**Written task**
Transcribe every entry word for word, leaving out all images.

**Data entries**
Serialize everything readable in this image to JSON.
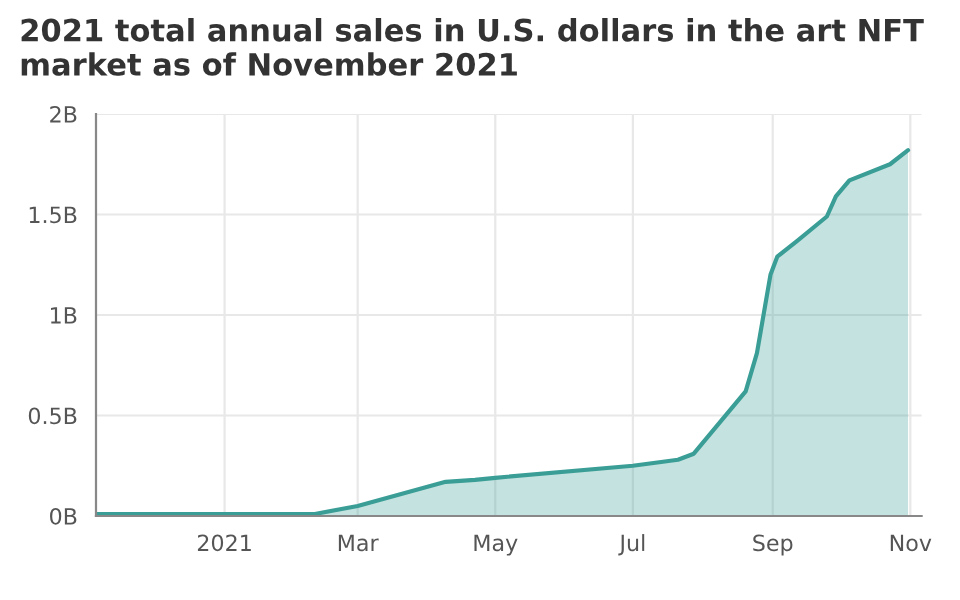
{
  "chart_data": {
    "type": "area",
    "title": "2021 total annual sales in U.S. dollars in the art NFT market as of November 2021",
    "x": [
      "2020-11-05",
      "2020-12-01",
      "2021-01-01",
      "2021-02-10",
      "2021-03-01",
      "2021-04-09",
      "2021-04-22",
      "2021-05-01",
      "2021-07-01",
      "2021-07-21",
      "2021-07-28",
      "2021-08-20",
      "2021-08-25",
      "2021-08-31",
      "2021-09-03",
      "2021-09-12",
      "2021-09-25",
      "2021-09-29",
      "2021-10-05",
      "2021-10-23",
      "2021-10-31"
    ],
    "series": [
      {
        "color": "#3a9e96",
        "values": [
          0.01,
          0.01,
          0.01,
          0.01,
          0.05,
          0.17,
          0.18,
          0.19,
          0.25,
          0.28,
          0.31,
          0.62,
          0.81,
          1.2,
          1.29,
          1.37,
          1.49,
          1.59,
          1.67,
          1.75,
          1.82
        ]
      }
    ],
    "xlim": [
      "2020-11-05",
      "2021-11-06"
    ],
    "xticks": [
      {
        "value": "2021-01-01",
        "label": "2021"
      },
      {
        "value": "2021-03-01",
        "label": "Mar"
      },
      {
        "value": "2021-05-01",
        "label": "May"
      },
      {
        "value": "2021-07-01",
        "label": "Jul"
      },
      {
        "value": "2021-09-01",
        "label": "Sep"
      },
      {
        "value": "2021-11-01",
        "label": "Nov"
      }
    ],
    "ylim": [
      0,
      2
    ],
    "yticks": [
      {
        "value": 0,
        "label": "0B"
      },
      {
        "value": 0.5,
        "label": "0.5B"
      },
      {
        "value": 1,
        "label": "1B"
      },
      {
        "value": 1.5,
        "label": "1.5B"
      },
      {
        "value": 2,
        "label": "2B"
      }
    ],
    "grid": true,
    "legend": false
  }
}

**Solution to this problem**
Serialize everything readable in this image to JSON.
{
  "chart_data": {
    "type": "area",
    "title": "2021 total annual sales in U.S. dollars in the art NFT market as of November 2021",
    "x": [
      "2020-11-05",
      "2020-12-01",
      "2021-01-01",
      "2021-02-10",
      "2021-03-01",
      "2021-04-09",
      "2021-04-22",
      "2021-05-01",
      "2021-07-01",
      "2021-07-21",
      "2021-07-28",
      "2021-08-20",
      "2021-08-25",
      "2021-08-31",
      "2021-09-03",
      "2021-09-12",
      "2021-09-25",
      "2021-09-29",
      "2021-10-05",
      "2021-10-23",
      "2021-10-31"
    ],
    "series": [
      {
        "color": "#3a9e96",
        "values": [
          0.01,
          0.01,
          0.01,
          0.01,
          0.05,
          0.17,
          0.18,
          0.19,
          0.25,
          0.28,
          0.31,
          0.62,
          0.81,
          1.2,
          1.29,
          1.37,
          1.49,
          1.59,
          1.67,
          1.75,
          1.82
        ]
      }
    ],
    "xlim": [
      "2020-11-05",
      "2021-11-06"
    ],
    "xticks": [
      {
        "value": "2021-01-01",
        "label": "2021"
      },
      {
        "value": "2021-03-01",
        "label": "Mar"
      },
      {
        "value": "2021-05-01",
        "label": "May"
      },
      {
        "value": "2021-07-01",
        "label": "Jul"
      },
      {
        "value": "2021-09-01",
        "label": "Sep"
      },
      {
        "value": "2021-11-01",
        "label": "Nov"
      }
    ],
    "ylim": [
      0,
      2
    ],
    "yticks": [
      {
        "value": 0,
        "label": "0B"
      },
      {
        "value": 0.5,
        "label": "0.5B"
      },
      {
        "value": 1,
        "label": "1B"
      },
      {
        "value": 1.5,
        "label": "1.5B"
      },
      {
        "value": 2,
        "label": "2B"
      }
    ],
    "grid": true,
    "legend": false
  }
}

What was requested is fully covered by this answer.